_Raw records_.
::::
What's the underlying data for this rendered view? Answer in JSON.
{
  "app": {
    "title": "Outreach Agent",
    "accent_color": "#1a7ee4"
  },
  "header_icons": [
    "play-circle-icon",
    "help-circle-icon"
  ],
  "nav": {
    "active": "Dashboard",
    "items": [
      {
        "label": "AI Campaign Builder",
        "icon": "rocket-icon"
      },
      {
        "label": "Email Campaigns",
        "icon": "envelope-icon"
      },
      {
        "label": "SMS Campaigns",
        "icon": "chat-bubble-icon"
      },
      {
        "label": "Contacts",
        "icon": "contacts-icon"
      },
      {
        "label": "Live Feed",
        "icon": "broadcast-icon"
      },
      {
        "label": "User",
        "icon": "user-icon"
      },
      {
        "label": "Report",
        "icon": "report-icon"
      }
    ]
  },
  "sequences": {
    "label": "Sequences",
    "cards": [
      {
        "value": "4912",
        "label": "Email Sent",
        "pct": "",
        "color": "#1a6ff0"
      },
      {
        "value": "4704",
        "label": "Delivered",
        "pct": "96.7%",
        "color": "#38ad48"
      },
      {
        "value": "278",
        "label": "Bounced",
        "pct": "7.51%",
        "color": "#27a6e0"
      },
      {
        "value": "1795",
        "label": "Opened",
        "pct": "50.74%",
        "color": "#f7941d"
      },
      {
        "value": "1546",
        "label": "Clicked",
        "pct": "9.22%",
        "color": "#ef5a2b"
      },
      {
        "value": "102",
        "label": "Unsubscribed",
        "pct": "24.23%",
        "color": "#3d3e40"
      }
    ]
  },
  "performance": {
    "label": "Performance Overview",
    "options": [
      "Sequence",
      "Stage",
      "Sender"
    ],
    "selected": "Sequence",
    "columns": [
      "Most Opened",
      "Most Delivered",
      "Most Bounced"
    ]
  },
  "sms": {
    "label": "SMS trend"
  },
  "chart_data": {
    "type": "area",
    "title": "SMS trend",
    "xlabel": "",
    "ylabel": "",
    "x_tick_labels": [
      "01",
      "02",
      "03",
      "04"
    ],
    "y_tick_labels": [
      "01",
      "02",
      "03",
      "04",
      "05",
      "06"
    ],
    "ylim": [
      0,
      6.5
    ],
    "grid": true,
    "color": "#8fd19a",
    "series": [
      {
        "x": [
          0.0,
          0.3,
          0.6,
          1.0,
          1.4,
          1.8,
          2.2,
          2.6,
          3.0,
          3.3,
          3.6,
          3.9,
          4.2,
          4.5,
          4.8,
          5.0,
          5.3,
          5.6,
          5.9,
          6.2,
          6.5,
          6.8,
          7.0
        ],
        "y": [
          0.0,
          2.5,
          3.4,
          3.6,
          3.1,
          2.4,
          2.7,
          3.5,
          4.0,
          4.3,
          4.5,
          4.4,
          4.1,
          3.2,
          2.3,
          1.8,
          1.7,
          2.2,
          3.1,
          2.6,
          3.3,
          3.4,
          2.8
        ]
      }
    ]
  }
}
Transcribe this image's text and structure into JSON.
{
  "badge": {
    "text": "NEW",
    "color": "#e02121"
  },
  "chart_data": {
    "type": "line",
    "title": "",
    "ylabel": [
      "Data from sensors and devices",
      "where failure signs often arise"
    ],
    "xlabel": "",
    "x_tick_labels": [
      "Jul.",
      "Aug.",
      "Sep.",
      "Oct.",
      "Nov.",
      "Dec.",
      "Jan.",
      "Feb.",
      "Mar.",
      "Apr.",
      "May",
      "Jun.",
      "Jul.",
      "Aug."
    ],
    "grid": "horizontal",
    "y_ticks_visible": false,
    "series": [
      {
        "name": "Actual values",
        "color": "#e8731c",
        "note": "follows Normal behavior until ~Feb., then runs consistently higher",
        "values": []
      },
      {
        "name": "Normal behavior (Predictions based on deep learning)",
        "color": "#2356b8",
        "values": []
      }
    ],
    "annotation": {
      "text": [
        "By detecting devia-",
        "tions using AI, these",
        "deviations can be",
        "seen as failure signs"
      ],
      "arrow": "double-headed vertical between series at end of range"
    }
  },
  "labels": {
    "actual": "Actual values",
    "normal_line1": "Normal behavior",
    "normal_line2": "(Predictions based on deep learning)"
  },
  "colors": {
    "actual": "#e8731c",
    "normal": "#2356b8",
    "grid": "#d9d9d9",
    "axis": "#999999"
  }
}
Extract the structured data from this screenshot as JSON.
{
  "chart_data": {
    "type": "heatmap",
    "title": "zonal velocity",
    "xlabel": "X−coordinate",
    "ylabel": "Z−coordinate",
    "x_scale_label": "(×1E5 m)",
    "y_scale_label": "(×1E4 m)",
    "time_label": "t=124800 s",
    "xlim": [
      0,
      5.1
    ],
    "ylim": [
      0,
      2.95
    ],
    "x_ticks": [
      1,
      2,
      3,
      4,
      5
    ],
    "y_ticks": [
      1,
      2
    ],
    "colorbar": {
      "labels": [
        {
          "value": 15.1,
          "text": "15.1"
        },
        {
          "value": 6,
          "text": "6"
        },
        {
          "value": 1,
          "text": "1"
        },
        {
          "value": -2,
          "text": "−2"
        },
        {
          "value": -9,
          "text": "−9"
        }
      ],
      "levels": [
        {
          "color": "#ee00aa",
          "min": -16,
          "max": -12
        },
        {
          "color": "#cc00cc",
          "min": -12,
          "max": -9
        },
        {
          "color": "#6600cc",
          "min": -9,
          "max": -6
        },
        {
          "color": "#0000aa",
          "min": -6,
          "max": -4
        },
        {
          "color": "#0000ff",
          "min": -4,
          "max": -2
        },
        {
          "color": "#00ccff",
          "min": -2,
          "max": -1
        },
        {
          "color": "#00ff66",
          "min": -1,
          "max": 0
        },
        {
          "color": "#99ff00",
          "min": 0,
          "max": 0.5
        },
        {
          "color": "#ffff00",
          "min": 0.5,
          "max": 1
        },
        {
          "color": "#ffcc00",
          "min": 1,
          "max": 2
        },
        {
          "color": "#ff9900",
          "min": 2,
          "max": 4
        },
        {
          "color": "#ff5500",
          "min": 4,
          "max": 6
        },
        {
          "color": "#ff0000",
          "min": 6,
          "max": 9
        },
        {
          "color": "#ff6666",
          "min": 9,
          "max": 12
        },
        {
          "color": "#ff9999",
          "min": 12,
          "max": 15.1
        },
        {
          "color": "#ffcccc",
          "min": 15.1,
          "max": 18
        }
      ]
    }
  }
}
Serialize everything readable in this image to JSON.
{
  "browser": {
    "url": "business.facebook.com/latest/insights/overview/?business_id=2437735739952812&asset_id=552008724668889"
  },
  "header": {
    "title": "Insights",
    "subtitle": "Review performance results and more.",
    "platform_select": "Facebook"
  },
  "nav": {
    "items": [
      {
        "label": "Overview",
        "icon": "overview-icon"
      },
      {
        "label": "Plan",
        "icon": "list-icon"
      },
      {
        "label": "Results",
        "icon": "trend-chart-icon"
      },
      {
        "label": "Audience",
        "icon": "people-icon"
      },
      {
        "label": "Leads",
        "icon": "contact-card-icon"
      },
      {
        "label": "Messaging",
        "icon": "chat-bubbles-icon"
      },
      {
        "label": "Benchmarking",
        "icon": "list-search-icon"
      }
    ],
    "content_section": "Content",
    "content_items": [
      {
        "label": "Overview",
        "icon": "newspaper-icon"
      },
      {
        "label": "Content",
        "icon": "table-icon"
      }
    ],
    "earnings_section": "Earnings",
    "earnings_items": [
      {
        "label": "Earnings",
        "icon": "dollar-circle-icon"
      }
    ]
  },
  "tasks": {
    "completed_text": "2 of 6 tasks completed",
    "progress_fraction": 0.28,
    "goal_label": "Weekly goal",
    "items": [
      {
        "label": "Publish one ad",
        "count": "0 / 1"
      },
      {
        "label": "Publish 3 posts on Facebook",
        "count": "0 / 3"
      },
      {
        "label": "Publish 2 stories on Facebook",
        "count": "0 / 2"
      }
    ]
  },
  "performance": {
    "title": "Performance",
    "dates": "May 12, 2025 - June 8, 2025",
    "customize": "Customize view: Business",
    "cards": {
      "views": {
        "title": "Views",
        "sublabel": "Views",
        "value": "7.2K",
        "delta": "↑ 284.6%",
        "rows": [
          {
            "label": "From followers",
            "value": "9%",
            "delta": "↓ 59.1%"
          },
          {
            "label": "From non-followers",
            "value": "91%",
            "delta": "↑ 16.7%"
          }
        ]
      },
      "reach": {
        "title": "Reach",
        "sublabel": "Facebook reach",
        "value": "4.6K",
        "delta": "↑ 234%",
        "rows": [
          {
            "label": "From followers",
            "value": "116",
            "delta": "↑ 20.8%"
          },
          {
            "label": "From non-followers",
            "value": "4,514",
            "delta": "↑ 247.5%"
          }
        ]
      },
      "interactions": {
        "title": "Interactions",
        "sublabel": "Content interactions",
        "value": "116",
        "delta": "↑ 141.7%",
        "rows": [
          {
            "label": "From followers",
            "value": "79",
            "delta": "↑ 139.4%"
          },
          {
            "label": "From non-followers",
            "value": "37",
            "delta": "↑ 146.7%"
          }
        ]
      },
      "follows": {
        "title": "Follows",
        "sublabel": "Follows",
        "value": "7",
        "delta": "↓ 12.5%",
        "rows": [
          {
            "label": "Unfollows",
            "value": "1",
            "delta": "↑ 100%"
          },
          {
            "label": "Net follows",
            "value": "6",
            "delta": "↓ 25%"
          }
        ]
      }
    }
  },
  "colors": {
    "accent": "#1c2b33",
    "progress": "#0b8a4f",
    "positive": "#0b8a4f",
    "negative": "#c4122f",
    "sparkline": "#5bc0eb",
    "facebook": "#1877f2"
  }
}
::::
_What you will do_. Count every line above that holds the word "delta", and state the number and nothing more.

_Exercise answer_. 12